_WHAT IS BEING ASKED_
Repeat each record exactly. Any picture gets left out.
══════════════════════════════
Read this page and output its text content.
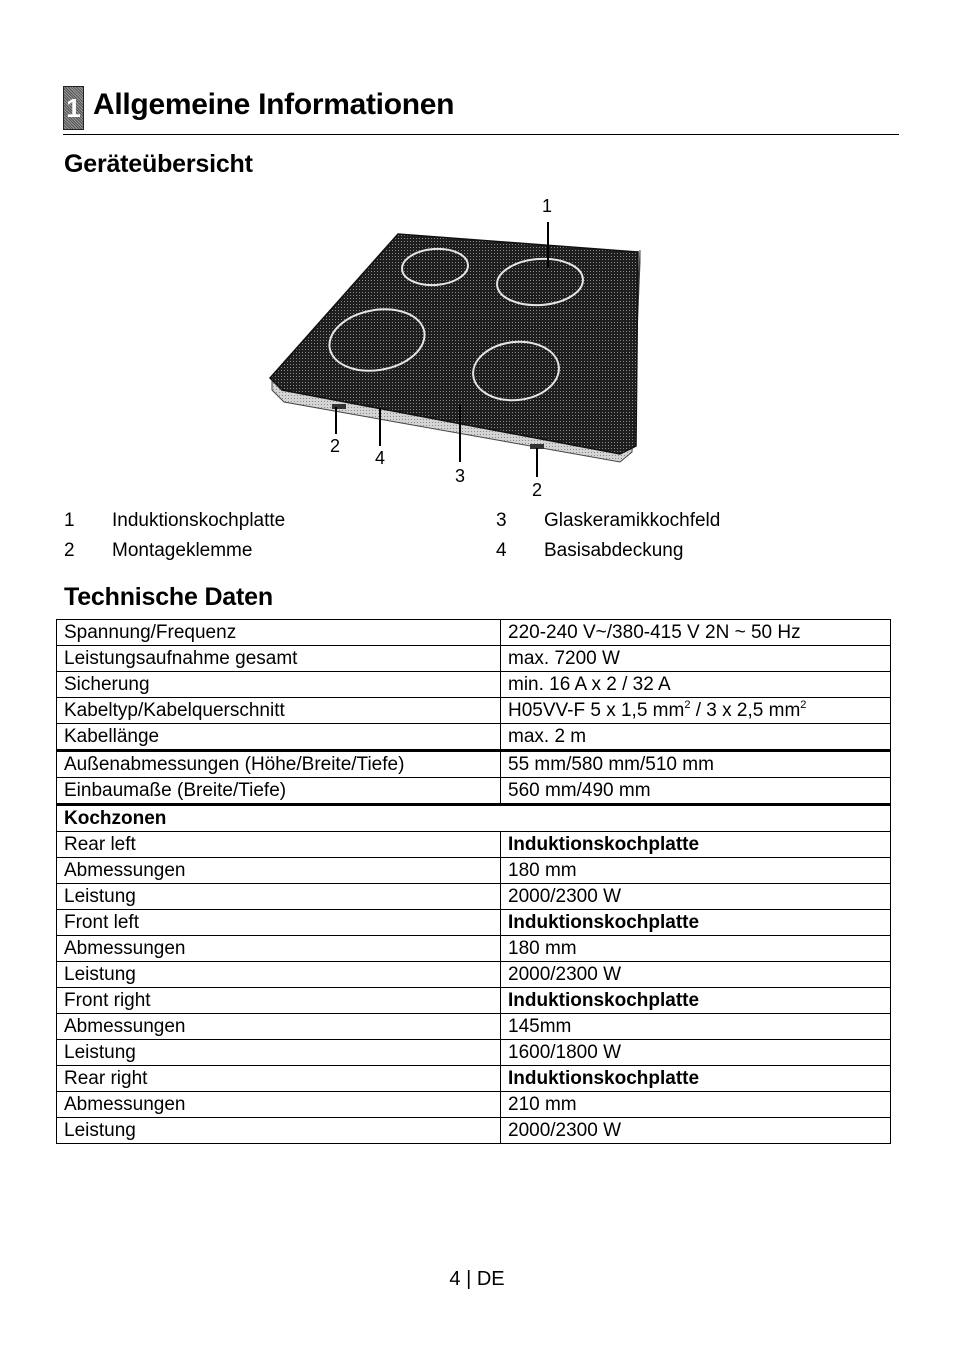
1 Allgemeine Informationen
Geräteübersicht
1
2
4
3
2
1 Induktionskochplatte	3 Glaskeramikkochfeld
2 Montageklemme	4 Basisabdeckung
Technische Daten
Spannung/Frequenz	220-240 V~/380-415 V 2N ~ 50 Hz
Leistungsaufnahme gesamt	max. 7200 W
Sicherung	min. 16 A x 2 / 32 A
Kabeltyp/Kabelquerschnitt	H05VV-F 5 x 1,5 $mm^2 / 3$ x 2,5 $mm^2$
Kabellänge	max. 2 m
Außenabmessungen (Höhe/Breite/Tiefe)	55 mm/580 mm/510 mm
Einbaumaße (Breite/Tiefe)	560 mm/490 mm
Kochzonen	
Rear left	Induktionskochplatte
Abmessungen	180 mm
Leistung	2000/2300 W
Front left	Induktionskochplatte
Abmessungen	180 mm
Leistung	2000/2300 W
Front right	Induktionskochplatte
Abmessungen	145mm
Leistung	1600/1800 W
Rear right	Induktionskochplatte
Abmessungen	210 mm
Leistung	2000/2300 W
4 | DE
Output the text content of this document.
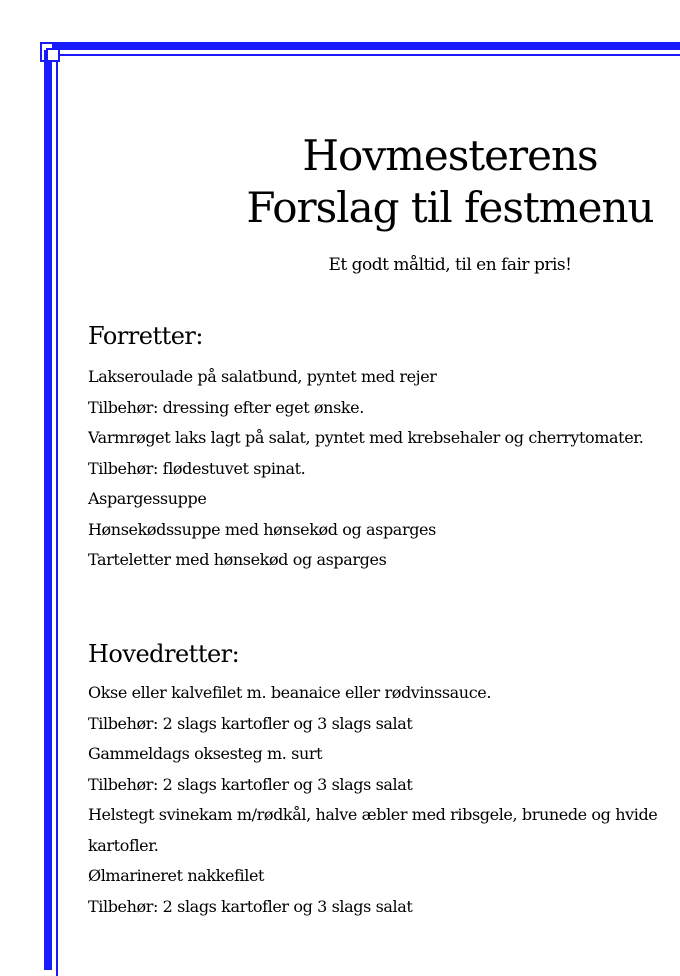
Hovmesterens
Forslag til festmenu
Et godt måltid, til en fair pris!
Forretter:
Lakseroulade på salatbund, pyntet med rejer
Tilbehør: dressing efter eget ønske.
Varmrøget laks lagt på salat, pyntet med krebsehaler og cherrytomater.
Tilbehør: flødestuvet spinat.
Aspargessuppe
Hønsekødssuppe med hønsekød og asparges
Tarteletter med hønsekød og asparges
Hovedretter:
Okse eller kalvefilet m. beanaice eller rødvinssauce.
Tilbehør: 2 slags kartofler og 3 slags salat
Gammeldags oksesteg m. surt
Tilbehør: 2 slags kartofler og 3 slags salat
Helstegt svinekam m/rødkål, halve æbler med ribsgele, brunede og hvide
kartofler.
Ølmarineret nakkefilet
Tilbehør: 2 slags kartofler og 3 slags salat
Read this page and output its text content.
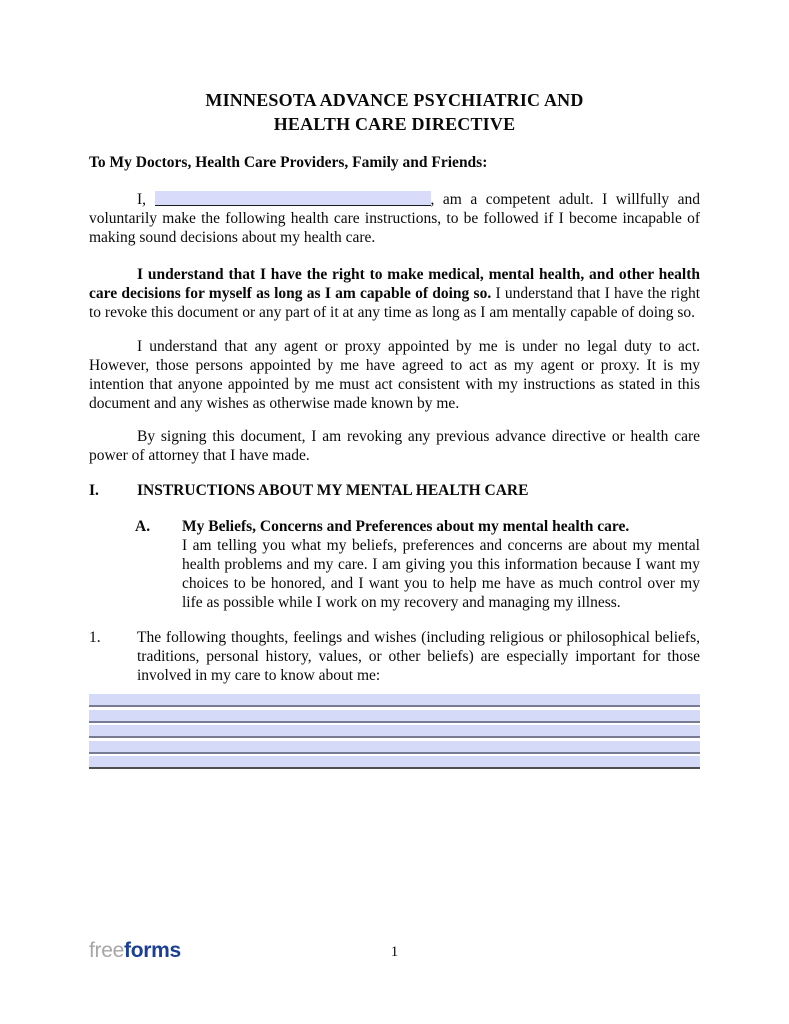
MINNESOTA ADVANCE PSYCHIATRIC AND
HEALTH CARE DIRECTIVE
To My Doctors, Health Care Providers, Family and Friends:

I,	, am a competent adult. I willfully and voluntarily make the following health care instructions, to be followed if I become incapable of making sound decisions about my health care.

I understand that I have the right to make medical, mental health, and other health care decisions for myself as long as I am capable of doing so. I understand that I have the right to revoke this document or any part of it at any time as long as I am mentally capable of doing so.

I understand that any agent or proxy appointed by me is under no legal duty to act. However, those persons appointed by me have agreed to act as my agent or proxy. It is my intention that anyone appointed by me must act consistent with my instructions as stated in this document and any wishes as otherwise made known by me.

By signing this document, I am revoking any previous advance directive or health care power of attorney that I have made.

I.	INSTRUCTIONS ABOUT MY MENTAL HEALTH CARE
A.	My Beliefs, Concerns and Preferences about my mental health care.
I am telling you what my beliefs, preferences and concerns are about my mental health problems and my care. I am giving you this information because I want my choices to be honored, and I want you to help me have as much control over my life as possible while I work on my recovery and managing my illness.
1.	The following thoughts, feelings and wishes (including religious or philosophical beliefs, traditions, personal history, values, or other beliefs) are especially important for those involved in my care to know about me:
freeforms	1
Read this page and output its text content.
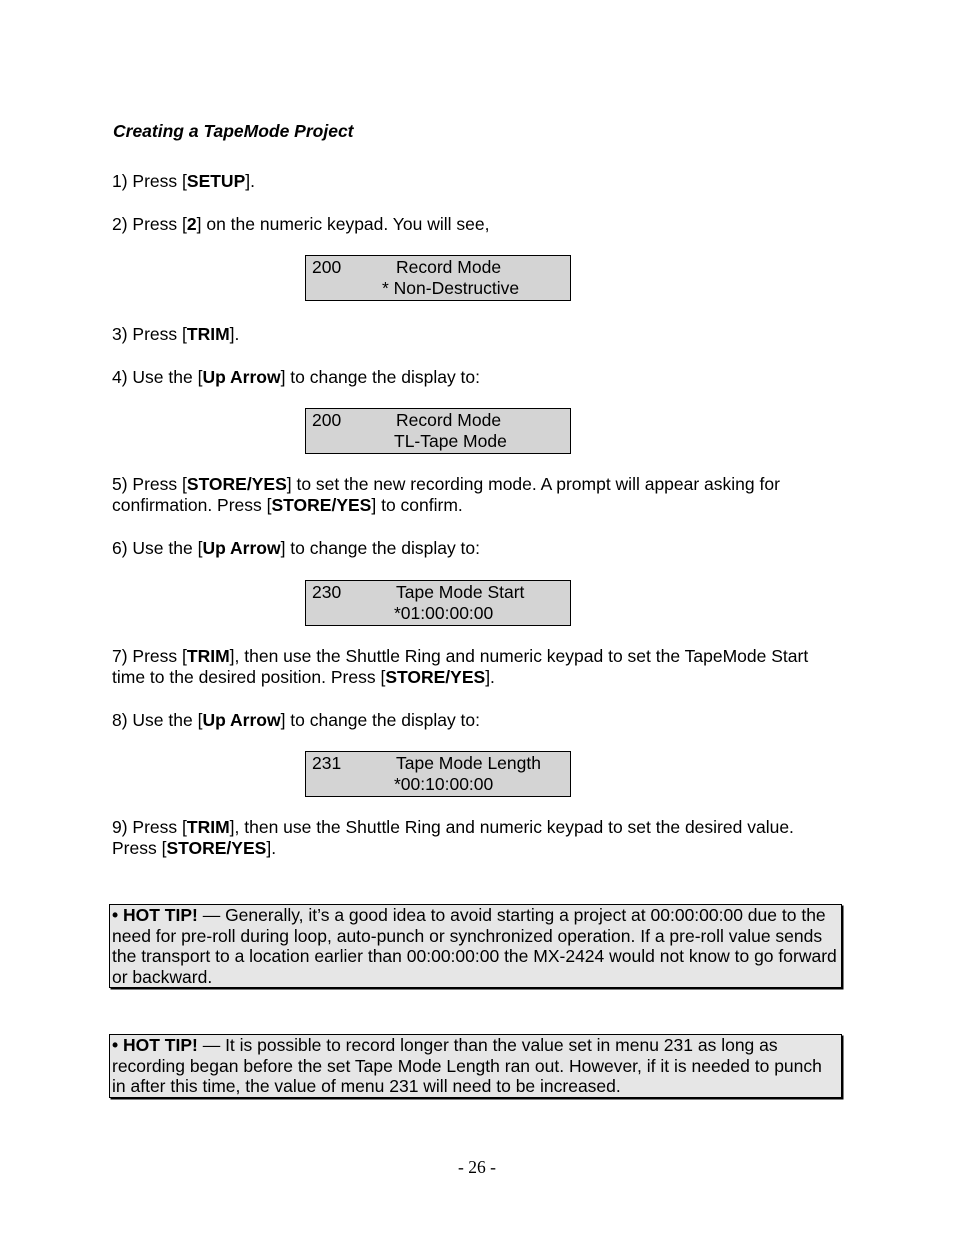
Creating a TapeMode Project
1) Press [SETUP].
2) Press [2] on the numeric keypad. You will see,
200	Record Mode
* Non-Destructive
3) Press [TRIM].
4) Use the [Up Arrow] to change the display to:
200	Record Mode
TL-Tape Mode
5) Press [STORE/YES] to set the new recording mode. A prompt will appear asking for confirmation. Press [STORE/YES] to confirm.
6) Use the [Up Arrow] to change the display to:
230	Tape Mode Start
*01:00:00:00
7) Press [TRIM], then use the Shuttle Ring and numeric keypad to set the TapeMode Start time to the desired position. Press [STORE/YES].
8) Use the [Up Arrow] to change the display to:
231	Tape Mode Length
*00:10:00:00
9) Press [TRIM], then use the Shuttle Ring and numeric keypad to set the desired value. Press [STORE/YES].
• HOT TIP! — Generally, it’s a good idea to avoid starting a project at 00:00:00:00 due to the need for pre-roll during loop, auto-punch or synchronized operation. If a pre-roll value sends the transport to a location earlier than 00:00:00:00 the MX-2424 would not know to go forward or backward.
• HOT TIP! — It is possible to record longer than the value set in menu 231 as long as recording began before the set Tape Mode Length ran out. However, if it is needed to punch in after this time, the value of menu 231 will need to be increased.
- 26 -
══════════════════════════════
_RESULT FOR THIS EXERCISE_
Read this page and output its text content.
1 Allgemeine Informationen
Geräteübersicht
1
2
4
3
2
1 Induktionskochplatte	3 Glaskeramikkochfeld
2 Montageklemme	4 Basisabdeckung
Technische Daten
Spannung/Frequenz	220-240 V~/380-415 V 2N ~ 50 Hz
Leistungsaufnahme gesamt	max. 7200 W
Sicherung	min. 16 A x 2 / 32 A
Kabeltyp/Kabelquerschnitt	H05VV-F 5 x 1,5 $mm^2 / 3$ x 2,5 $mm^2$
Kabellänge	max. 2 m
Außenabmessungen (Höhe/Breite/Tiefe)	55 mm/580 mm/510 mm
Einbaumaße (Breite/Tiefe)	560 mm/490 mm
Kochzonen	
Rear left	Induktionskochplatte
Abmessungen	180 mm
Leistung	2000/2300 W
Front left	Induktionskochplatte
Abmessungen	180 mm
Leistung	2000/2300 W
Front right	Induktionskochplatte
Abmessungen	145mm
Leistung	1600/1800 W
Rear right	Induktionskochplatte
Abmessungen	210 mm
Leistung	2000/2300 W
4 | DE
Output the text content of this document.
Hovmesterens
Forslag til festmenu
Et godt måltid, til en fair pris!
Forretter:
Lakseroulade på salatbund, pyntet med rejer
Tilbehør: dressing efter eget ønske.
Varmrøget laks lagt på salat, pyntet med krebsehaler og cherrytomater.
Tilbehør: flødestuvet spinat.
Aspargessuppe
Hønsekødssuppe med hønsekød og asparges
Tarteletter med hønsekød og asparges
Hovedretter:
Okse eller kalvefilet m. beanaice eller rødvinssauce.
Tilbehør: 2 slags kartofler og 3 slags salat
Gammeldags oksesteg m. surt
Tilbehør: 2 slags kartofler og 3 slags salat
Helstegt svinekam m/rødkål, halve æbler med ribsgele, brunede og hvide
kartofler.
Ølmarineret nakkefilet
Tilbehør: 2 slags kartofler og 3 slags salat
Read this page and output its text content.
MINNESOTA ADVANCE PSYCHIATRIC AND
HEALTH CARE DIRECTIVE
To My Doctors, Health Care Providers, Family and Friends:

I,	, am a competent adult. I willfully and voluntarily make the following health care instructions, to be followed if I become incapable of making sound decisions about my health care.

I understand that I have the right to make medical, mental health, and other health care decisions for myself as long as I am capable of doing so. I understand that I have the right to revoke this document or any part of it at any time as long as I am mentally capable of doing so.

I understand that any agent or proxy appointed by me is under no legal duty to act. However, those persons appointed by me have agreed to act as my agent or proxy. It is my intention that anyone appointed by me must act consistent with my instructions as stated in this document and any wishes as otherwise made known by me.

By signing this document, I am revoking any previous advance directive or health care power of attorney that I have made.

I.	INSTRUCTIONS ABOUT MY MENTAL HEALTH CARE
A.	My Beliefs, Concerns and Preferences about my mental health care.
I am telling you what my beliefs, preferences and concerns are about my mental health problems and my care. I am giving you this information because I want my choices to be honored, and I want you to help me have as much control over my life as possible while I work on my recovery and managing my illness.
1.	The following thoughts, feelings and wishes (including religious or philosophical beliefs, traditions, personal history, values, or other beliefs) are especially important for those involved in my care to know about me:
freeforms	1
Read this page and output its text content.
Creating a TapeMode Project
1) Press [SETUP].
2) Press [2] on the numeric keypad. You will see,
200	Record Mode
* Non-Destructive
3) Press [TRIM].
4) Use the [Up Arrow] to change the display to:
200	Record Mode
TL-Tape Mode
5) Press [STORE/YES] to set the new recording mode. A prompt will appear asking for confirmation. Press [STORE/YES] to confirm.
6) Use the [Up Arrow] to change the display to:
230	Tape Mode Start
*01:00:00:00
7) Press [TRIM], then use the Shuttle Ring and numeric keypad to set the TapeMode Start time to the desired position. Press [STORE/YES].
8) Use the [Up Arrow] to change the display to:
231	Tape Mode Length
*00:10:00:00
9) Press [TRIM], then use the Shuttle Ring and numeric keypad to set the desired value. Press [STORE/YES].
• HOT TIP! — Generally, it’s a good idea to avoid starting a project at 00:00:00:00 due to the need for pre-roll during loop, auto-punch or synchronized operation. If a pre-roll value sends the transport to a location earlier than 00:00:00:00 the MX-2424 would not know to go forward or backward.
• HOT TIP! — It is possible to record longer than the value set in menu 231 as long as recording began before the set Tape Mode Length ran out. However, if it is needed to punch in after this time, the value of menu 231 will need to be increased.
- 26 -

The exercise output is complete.